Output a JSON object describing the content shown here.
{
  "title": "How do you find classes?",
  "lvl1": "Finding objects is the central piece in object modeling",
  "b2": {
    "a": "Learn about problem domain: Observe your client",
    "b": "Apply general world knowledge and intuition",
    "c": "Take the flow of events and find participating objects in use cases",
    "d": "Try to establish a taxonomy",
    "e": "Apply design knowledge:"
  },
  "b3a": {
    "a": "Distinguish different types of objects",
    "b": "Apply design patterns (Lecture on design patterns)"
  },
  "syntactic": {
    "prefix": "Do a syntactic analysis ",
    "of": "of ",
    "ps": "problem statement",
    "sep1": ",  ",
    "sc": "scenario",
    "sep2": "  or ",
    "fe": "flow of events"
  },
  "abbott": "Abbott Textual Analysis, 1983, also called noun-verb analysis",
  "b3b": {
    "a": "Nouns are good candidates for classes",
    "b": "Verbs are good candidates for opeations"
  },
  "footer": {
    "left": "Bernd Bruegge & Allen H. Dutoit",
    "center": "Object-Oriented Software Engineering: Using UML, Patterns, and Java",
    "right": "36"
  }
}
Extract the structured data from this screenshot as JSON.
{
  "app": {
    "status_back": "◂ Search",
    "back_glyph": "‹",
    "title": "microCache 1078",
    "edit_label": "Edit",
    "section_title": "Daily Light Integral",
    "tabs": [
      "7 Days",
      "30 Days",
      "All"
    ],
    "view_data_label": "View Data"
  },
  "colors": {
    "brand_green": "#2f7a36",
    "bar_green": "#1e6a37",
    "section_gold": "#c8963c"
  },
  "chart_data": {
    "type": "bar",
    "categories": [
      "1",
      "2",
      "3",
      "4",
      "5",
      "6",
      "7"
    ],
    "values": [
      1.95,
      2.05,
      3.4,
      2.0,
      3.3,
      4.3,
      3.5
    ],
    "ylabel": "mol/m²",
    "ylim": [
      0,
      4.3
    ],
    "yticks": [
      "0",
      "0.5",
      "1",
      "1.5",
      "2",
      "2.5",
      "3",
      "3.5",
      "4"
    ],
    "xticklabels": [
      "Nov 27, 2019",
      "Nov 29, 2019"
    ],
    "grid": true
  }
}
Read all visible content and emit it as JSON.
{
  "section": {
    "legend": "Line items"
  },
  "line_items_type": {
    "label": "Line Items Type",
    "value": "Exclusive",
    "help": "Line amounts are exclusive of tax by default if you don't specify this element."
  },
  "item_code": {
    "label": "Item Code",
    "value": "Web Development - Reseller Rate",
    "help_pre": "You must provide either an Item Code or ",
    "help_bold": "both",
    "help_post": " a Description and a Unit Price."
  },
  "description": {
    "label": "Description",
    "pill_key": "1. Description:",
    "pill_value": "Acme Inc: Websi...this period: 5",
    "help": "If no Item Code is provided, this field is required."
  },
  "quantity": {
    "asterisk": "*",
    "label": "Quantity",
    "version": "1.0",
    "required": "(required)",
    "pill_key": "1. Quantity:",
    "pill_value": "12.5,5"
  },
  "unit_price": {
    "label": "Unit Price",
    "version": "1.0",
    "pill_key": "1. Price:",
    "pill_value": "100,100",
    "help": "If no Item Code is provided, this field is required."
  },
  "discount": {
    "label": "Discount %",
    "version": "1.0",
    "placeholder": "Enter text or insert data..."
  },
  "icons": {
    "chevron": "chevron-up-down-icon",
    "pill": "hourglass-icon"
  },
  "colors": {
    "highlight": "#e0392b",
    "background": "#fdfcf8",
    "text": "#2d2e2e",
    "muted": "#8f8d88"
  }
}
---
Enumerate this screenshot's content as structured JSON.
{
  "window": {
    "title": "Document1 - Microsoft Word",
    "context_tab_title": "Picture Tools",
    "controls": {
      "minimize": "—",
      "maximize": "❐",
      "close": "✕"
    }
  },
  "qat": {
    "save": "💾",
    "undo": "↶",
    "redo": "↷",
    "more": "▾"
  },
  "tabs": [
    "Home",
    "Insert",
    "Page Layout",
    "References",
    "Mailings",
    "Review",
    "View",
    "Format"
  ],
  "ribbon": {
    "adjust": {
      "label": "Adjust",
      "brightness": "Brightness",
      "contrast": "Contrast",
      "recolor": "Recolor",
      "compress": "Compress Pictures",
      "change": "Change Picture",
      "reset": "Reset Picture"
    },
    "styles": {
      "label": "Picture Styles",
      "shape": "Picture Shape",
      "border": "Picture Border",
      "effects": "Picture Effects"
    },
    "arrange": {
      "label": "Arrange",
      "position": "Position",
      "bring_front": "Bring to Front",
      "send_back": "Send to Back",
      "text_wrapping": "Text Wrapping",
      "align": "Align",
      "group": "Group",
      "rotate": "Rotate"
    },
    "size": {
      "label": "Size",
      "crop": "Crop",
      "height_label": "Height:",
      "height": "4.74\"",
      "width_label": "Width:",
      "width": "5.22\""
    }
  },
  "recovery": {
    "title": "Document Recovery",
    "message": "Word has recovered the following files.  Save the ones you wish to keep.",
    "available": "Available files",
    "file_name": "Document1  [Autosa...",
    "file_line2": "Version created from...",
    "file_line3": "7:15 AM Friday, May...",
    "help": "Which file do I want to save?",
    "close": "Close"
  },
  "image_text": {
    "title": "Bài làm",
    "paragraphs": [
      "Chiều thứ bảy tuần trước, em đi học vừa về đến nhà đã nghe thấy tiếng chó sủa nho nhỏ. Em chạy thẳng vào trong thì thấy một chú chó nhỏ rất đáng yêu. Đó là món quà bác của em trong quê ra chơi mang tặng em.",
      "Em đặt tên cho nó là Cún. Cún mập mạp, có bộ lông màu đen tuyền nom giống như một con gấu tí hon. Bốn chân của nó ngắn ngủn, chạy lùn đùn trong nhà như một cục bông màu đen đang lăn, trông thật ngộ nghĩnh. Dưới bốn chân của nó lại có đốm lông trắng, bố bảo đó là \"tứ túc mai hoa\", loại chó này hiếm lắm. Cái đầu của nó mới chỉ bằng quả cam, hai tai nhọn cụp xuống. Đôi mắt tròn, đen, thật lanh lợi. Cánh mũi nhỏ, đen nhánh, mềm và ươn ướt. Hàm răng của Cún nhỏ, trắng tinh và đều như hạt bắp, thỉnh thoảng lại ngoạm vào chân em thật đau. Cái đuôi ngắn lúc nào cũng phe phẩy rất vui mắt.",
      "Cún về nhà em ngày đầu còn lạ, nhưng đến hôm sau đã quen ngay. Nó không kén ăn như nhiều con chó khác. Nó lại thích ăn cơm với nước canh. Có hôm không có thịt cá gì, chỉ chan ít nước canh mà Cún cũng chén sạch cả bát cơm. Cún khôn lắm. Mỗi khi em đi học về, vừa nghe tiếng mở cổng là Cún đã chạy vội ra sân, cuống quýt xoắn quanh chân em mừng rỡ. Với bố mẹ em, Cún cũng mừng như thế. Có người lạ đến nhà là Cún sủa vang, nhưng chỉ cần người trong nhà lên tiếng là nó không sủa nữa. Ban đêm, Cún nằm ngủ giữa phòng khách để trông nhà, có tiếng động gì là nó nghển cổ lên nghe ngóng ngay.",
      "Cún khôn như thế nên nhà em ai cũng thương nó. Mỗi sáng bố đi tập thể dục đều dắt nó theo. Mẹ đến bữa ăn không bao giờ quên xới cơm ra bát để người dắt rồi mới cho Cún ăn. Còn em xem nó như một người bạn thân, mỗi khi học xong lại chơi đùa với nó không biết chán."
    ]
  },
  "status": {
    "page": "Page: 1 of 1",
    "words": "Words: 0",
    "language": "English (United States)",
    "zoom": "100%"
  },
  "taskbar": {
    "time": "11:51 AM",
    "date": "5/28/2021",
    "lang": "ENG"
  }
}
---
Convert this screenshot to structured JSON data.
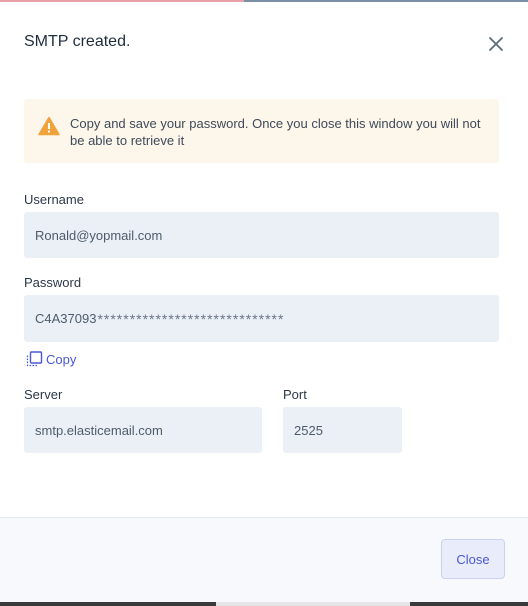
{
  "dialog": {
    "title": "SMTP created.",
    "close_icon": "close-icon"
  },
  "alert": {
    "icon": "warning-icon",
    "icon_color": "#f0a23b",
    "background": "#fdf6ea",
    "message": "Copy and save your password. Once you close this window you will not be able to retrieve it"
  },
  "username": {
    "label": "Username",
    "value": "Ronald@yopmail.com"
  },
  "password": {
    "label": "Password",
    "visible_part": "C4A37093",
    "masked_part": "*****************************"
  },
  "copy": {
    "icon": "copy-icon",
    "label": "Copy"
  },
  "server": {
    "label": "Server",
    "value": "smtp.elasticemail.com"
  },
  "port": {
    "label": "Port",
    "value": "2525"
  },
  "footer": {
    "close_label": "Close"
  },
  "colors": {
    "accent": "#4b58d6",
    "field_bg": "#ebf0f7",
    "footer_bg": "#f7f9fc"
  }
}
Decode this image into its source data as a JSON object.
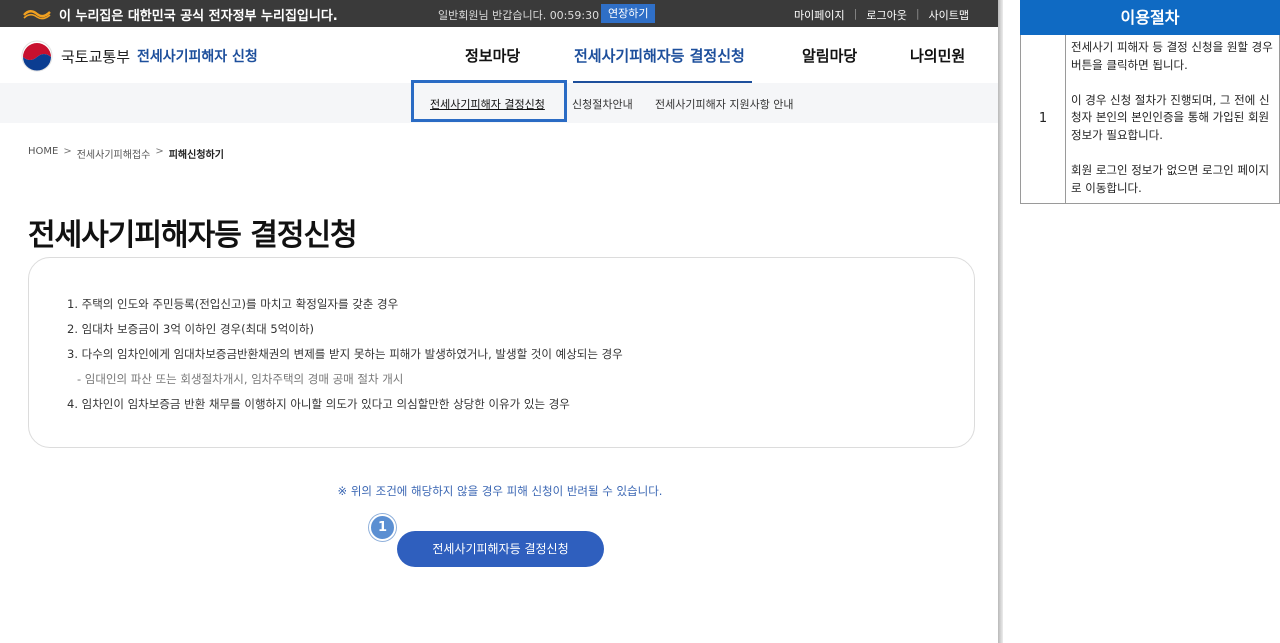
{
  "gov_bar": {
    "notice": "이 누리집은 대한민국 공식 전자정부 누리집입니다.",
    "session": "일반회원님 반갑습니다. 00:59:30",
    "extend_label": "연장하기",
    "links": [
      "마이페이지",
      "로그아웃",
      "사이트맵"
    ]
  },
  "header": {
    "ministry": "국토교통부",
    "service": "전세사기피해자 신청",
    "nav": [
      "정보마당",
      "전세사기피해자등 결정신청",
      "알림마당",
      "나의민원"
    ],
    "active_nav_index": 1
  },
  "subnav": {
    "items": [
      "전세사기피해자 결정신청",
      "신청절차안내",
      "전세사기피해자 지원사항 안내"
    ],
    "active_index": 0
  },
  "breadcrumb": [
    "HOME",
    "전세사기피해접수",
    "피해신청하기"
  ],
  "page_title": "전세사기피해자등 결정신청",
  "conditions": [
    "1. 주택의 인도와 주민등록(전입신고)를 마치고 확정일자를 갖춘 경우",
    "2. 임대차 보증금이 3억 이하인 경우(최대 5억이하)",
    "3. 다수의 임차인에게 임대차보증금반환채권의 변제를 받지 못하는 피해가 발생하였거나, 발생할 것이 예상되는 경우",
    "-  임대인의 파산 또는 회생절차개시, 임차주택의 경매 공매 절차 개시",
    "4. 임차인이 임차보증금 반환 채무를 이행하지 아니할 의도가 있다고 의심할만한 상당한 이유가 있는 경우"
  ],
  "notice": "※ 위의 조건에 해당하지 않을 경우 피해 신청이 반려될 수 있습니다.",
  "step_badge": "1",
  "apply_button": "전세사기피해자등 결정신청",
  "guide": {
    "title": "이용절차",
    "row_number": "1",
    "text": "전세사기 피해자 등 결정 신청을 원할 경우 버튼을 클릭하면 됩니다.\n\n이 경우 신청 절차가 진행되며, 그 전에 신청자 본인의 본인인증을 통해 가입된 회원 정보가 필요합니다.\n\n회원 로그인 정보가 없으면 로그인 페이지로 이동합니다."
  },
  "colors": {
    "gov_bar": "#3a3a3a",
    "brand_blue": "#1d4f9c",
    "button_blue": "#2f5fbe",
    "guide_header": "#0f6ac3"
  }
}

* Stated task
Check each line of the records for the string "syntactic" and state how many lines contain it. Give only the number.

* Completed exercise
2